■ DATA FOR PROCESSING ■
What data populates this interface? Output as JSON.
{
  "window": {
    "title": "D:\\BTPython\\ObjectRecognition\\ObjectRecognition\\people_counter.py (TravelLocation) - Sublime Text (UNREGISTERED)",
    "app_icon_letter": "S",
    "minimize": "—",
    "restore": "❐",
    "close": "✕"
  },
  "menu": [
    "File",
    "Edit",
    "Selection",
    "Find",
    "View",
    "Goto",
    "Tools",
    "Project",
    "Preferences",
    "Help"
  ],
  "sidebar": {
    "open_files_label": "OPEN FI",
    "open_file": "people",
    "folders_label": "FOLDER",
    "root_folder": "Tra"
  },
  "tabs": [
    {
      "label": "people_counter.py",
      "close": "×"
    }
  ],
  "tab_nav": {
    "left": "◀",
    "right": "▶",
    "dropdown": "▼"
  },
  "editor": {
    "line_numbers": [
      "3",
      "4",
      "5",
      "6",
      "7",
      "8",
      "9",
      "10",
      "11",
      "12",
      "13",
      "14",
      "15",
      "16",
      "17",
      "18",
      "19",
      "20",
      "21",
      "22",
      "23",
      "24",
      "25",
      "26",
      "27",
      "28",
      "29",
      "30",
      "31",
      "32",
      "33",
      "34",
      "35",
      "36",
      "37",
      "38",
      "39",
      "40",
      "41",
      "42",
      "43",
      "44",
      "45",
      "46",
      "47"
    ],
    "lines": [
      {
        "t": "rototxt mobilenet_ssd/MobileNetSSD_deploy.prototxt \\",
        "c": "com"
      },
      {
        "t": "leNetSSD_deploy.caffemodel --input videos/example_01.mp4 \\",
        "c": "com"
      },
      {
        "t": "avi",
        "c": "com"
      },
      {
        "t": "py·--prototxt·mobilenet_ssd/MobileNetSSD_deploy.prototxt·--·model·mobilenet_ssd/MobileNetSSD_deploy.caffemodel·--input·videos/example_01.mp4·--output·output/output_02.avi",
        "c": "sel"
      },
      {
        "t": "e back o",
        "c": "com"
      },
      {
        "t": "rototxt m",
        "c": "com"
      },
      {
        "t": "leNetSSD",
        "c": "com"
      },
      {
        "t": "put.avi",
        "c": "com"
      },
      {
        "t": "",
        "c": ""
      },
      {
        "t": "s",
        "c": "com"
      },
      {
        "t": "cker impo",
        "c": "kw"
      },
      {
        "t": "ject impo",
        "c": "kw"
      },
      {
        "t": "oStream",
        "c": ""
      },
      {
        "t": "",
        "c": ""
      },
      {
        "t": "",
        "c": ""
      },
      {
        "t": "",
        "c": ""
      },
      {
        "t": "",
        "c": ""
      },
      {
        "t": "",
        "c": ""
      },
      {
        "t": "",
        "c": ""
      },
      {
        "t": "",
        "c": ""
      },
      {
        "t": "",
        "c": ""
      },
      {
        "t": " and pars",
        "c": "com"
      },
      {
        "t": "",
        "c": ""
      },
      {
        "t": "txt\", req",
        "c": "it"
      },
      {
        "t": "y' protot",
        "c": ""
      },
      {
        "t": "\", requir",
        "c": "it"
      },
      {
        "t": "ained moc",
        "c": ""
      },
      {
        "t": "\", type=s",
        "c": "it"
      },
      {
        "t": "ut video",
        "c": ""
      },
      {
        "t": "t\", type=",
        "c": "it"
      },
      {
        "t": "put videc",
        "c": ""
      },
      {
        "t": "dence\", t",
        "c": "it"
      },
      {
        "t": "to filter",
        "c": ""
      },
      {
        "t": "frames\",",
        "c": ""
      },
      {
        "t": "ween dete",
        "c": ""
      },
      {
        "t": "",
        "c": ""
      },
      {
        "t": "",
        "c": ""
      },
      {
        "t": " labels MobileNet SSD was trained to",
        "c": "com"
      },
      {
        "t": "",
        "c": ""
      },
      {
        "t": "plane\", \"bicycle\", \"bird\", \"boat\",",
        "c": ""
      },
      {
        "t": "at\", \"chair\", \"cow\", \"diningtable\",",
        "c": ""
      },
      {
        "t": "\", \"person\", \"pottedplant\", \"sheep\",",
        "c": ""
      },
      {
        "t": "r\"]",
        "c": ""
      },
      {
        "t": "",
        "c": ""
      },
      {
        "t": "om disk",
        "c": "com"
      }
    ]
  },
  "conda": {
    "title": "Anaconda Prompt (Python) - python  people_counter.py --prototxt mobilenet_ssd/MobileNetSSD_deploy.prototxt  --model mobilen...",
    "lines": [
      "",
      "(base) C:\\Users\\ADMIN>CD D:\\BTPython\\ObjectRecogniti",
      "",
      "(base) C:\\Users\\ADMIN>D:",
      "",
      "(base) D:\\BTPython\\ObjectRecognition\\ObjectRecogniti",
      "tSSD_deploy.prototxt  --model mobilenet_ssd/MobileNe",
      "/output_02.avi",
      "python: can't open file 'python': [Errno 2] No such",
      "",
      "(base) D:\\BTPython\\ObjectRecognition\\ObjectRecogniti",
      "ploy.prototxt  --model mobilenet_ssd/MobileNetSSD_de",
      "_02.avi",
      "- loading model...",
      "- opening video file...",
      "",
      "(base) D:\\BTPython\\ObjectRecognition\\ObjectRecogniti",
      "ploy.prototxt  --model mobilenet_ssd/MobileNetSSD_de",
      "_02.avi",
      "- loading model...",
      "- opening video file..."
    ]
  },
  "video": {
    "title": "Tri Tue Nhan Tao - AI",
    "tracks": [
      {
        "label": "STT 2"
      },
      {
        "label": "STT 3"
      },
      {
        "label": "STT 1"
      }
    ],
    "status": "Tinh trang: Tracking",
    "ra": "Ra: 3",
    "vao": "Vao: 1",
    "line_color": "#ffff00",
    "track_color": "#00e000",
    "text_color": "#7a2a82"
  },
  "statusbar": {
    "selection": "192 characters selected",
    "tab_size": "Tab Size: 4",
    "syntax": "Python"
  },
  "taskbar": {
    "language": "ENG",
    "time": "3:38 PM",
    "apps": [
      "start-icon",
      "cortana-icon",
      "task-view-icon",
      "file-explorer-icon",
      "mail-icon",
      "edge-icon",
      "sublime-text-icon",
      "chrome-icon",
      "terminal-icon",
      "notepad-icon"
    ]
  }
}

---

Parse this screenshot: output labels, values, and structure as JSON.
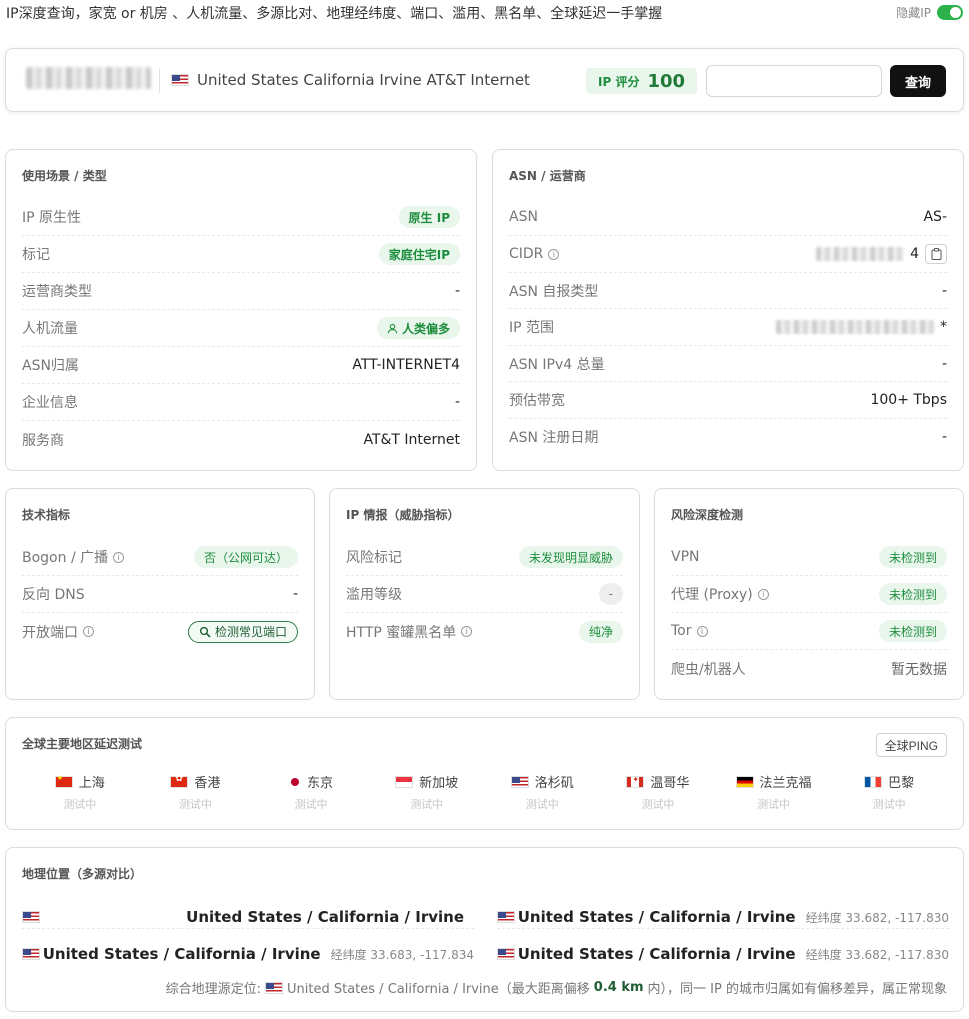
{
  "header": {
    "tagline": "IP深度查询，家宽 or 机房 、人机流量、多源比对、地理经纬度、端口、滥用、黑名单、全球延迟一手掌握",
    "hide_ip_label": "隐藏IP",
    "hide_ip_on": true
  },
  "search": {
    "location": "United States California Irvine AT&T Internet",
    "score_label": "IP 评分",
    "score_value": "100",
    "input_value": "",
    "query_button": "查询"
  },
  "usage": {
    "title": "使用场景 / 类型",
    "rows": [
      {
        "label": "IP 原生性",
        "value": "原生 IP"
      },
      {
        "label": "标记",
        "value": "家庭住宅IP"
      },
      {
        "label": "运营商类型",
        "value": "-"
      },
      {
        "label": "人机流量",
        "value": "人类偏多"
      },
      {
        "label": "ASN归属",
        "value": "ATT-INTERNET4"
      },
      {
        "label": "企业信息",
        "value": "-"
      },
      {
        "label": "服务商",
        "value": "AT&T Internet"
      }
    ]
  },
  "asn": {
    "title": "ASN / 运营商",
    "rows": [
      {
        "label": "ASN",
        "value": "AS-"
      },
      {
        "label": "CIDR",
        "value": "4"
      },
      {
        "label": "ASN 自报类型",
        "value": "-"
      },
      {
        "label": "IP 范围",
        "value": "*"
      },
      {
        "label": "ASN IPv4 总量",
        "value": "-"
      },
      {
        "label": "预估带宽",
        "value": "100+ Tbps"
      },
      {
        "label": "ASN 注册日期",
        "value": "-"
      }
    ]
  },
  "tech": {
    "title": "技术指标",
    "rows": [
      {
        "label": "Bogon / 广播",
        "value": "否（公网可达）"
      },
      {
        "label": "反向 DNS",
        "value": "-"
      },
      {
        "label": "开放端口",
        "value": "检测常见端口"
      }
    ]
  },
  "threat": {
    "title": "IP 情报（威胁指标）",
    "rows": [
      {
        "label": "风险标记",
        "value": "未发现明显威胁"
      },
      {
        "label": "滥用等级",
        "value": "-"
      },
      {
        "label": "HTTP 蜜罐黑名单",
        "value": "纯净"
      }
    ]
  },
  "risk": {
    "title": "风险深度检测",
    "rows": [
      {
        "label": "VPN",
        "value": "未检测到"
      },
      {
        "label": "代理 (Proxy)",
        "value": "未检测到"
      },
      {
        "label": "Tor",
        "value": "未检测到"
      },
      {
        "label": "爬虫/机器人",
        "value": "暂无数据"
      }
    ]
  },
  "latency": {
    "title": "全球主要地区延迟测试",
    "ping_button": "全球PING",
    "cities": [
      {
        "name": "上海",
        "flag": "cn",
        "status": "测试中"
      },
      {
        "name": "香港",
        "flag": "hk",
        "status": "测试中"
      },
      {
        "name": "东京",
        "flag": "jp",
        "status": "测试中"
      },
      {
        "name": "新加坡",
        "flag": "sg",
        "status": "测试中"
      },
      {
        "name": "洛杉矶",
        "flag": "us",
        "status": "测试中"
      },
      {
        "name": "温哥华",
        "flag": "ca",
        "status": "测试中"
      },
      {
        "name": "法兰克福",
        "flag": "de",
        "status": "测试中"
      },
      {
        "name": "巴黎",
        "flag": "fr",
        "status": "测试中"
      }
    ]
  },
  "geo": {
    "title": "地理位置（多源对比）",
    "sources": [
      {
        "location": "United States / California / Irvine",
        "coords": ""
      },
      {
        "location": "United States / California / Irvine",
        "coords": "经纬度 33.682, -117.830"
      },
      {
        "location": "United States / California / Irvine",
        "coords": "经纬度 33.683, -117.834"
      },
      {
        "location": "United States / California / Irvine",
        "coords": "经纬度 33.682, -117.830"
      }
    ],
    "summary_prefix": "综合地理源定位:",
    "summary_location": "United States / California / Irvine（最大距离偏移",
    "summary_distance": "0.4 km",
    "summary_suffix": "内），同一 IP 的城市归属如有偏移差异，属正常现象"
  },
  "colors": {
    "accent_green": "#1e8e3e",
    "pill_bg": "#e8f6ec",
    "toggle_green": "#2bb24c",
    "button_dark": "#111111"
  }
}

--

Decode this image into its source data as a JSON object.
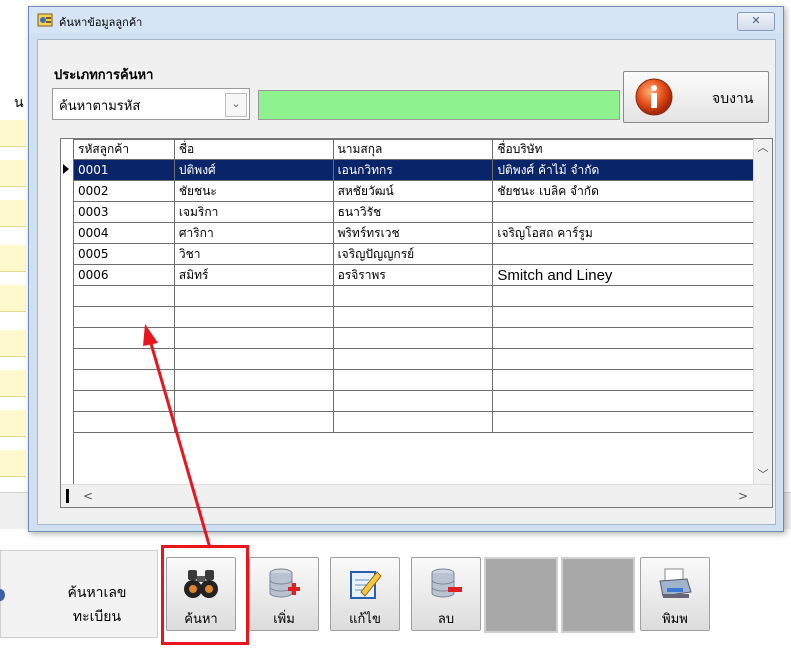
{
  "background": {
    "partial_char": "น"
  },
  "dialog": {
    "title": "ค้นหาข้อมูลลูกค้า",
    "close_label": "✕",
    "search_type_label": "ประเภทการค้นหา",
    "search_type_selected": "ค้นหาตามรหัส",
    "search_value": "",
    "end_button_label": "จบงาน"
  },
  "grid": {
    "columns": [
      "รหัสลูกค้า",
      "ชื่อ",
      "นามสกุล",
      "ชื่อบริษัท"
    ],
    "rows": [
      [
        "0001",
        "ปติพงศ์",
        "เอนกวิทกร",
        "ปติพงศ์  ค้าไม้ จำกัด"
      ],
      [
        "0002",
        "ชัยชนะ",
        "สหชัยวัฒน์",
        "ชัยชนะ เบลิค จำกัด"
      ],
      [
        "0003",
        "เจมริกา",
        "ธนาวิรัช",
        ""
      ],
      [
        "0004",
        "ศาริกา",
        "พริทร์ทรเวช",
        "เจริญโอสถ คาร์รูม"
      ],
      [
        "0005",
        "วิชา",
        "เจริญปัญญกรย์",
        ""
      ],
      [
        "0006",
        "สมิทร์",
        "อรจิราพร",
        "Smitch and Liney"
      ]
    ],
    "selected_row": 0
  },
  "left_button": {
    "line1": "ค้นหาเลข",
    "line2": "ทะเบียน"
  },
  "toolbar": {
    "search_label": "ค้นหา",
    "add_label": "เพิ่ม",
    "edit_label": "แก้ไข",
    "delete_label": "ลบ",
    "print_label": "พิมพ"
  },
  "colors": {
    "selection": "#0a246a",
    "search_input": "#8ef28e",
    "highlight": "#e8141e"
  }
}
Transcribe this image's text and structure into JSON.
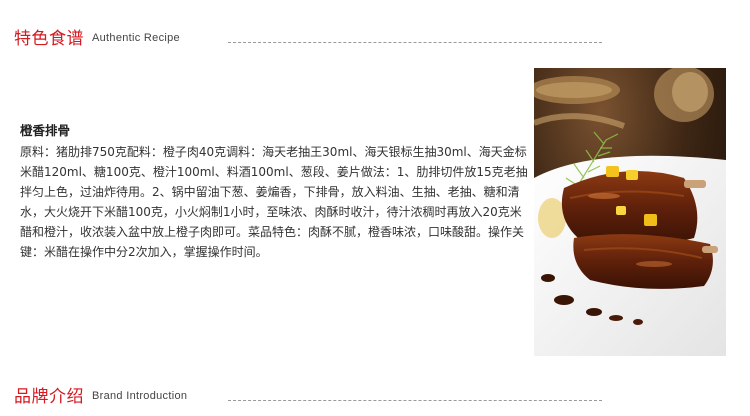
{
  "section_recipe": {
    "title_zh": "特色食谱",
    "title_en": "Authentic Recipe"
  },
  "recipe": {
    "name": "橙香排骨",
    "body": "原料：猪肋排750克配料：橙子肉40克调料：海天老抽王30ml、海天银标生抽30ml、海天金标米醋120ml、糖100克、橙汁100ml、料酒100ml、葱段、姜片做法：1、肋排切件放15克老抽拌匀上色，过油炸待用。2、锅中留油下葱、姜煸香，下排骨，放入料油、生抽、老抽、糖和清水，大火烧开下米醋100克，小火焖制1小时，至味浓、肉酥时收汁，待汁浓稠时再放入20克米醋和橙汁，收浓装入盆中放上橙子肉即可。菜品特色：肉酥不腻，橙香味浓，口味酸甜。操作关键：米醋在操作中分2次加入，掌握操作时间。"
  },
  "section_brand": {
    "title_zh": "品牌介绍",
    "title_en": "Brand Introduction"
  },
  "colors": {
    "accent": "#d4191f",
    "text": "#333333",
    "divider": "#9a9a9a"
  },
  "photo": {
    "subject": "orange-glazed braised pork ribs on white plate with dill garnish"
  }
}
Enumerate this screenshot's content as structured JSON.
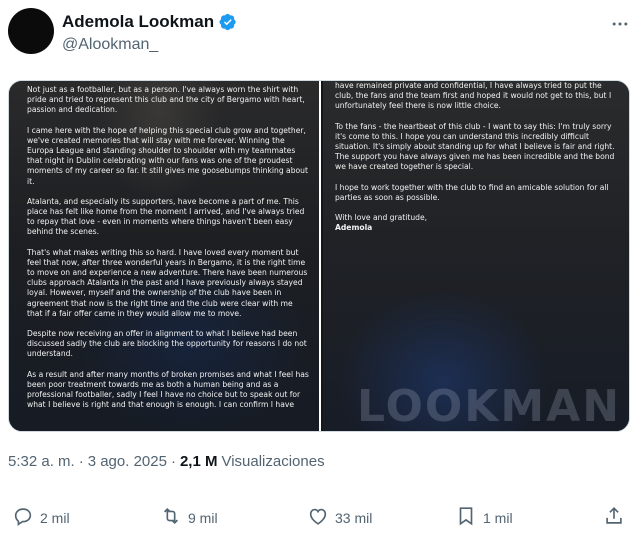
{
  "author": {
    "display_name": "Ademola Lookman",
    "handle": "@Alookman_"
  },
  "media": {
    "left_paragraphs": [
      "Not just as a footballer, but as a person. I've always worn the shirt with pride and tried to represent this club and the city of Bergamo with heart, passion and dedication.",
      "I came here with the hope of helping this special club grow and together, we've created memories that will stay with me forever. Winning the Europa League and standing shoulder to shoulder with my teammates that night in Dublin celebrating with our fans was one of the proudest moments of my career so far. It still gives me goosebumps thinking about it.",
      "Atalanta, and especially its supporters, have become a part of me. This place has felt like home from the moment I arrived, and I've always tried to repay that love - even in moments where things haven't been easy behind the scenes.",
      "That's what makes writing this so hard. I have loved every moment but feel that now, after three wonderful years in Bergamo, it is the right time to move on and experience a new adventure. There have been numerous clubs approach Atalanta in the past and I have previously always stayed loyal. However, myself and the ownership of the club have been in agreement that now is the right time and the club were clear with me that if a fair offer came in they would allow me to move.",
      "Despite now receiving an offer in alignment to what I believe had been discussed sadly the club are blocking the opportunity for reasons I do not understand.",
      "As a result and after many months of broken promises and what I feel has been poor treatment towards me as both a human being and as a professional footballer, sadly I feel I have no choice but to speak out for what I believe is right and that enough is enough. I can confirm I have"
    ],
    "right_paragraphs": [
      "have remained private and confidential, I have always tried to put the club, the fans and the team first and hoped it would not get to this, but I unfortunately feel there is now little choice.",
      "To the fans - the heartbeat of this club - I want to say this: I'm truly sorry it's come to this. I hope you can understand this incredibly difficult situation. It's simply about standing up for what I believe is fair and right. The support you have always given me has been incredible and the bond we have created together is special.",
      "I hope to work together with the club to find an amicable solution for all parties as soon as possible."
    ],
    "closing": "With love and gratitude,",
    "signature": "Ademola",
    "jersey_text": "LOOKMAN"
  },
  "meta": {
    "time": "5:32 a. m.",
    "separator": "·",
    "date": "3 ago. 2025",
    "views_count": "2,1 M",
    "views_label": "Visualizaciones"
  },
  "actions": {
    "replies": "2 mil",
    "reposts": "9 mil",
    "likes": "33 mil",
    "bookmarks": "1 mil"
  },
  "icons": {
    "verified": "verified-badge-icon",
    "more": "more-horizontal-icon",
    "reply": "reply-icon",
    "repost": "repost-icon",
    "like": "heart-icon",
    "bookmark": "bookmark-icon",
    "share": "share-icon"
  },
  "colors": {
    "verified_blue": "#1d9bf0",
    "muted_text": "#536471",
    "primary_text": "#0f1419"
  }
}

■ PROMPT ■
For each line above that contains the word "feel", copy that line.

■ CORRECT RESULT ■
      "That's what makes writing this so hard. I have loved every moment but feel that now, after three wonderful years in Bergamo, it is the right time to move on and experience a new adventure. There have been numerous clubs approach Atalanta in the past and I have previously always stayed loyal. However, myself and the ownership of the club have been in agreement that now is the right time and the club were clear with me that if a fair offer came in they would allow me to move.",
      "As a result and after many months of broken promises and what I feel has been poor treatment towards me as both a human being and as a professional footballer, sadly I feel I have no choice but to speak out for what I believe is right and that enough is enough. I can confirm I have"
      "have remained private and confidential, I have always tried to put the club, the fans and the team first and hoped it would not get to this, but I unfortunately feel there is now little choice.",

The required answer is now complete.